**Stated task**
Copy out every line of the records where the string "документов" occurs.

**Dataset**
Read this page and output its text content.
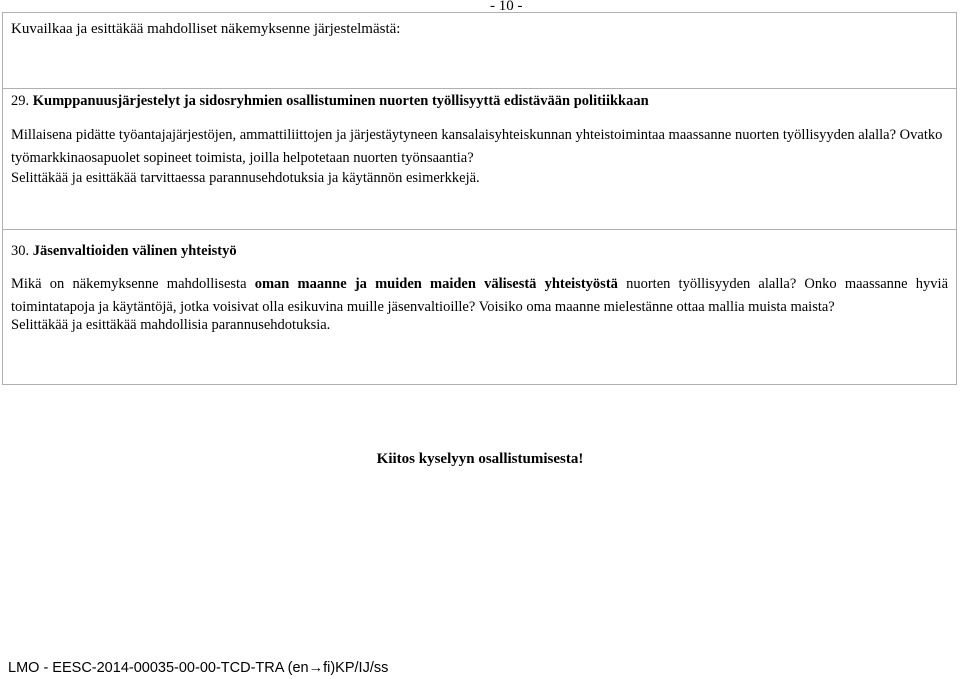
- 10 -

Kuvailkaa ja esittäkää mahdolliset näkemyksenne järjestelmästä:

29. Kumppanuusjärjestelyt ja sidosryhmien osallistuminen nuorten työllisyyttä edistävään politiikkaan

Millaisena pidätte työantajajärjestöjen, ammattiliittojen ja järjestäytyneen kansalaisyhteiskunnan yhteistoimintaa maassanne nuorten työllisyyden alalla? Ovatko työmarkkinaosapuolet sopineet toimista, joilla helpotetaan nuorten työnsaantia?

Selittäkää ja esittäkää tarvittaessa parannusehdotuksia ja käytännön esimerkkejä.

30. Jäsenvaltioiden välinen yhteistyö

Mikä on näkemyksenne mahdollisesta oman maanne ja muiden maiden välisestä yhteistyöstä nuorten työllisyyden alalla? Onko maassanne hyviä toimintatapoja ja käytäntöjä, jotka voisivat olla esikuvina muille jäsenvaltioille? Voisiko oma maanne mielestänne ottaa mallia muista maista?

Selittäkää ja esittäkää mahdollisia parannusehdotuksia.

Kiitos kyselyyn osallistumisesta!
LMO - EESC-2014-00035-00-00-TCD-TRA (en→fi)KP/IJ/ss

...

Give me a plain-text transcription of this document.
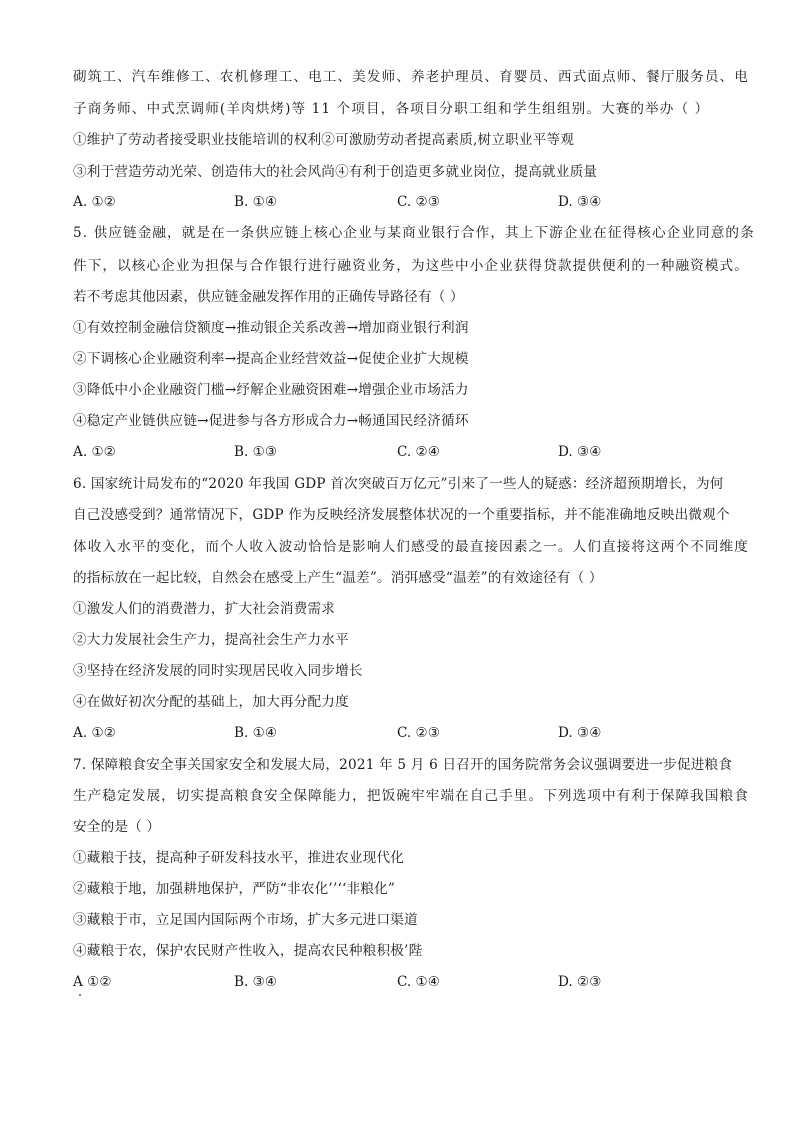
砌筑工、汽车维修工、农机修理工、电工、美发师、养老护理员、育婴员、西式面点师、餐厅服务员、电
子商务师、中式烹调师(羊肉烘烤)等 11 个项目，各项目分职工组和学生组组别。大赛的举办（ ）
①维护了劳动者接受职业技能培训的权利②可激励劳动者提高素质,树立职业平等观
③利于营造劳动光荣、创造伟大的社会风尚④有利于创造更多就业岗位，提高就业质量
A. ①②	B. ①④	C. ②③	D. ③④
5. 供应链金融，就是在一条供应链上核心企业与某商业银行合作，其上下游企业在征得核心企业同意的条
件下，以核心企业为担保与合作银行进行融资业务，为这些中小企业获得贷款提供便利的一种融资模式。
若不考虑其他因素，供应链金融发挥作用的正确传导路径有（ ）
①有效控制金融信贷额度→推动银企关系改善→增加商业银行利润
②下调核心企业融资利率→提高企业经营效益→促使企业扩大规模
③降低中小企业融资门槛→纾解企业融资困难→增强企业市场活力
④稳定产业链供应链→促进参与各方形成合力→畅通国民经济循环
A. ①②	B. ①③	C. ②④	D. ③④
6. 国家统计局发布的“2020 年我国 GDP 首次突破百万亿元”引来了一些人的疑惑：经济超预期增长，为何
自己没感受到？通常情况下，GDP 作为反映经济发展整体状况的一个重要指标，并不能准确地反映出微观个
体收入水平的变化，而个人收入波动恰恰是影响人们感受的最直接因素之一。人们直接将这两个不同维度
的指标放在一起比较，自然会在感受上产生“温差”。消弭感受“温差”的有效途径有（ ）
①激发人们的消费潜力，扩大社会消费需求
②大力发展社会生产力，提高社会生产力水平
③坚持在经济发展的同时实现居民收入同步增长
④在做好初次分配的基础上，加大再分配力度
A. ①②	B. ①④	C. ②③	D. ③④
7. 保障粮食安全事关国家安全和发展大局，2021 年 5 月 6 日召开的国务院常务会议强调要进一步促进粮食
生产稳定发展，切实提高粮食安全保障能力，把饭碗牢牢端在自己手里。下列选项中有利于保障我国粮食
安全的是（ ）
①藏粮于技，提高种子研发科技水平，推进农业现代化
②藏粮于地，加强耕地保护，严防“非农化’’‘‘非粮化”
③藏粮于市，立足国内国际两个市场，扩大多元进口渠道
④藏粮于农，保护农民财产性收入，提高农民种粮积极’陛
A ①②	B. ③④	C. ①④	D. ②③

* * *

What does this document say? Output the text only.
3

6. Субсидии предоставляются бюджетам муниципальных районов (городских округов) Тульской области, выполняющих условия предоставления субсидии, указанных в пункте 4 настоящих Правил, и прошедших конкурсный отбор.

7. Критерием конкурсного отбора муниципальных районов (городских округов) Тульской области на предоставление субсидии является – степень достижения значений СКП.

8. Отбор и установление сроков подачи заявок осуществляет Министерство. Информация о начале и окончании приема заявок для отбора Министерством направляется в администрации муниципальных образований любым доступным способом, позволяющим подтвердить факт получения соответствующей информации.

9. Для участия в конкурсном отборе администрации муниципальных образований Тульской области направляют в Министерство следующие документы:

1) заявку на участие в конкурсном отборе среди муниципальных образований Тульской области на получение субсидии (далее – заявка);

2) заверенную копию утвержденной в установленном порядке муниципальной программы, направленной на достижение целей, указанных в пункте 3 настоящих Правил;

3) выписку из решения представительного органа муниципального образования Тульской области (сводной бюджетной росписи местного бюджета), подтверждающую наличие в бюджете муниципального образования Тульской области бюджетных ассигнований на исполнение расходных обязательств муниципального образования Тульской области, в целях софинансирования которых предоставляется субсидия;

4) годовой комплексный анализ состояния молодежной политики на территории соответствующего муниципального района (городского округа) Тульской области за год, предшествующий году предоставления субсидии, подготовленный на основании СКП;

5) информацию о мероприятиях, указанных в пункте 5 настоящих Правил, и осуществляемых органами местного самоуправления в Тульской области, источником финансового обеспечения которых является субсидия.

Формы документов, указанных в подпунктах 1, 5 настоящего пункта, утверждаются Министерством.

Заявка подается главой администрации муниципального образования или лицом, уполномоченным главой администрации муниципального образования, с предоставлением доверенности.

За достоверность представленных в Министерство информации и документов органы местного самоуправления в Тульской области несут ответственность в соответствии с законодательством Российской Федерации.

**Written reply**
Формы документов, указанных в подпунктах 1, 5 настоящего пункта, утверждаются Министерством.
За достоверность представленных в Министерство информации и документов органы местного самоуправления в Тульской области несут ответственность в соответствии с законодательством Российской Федерации.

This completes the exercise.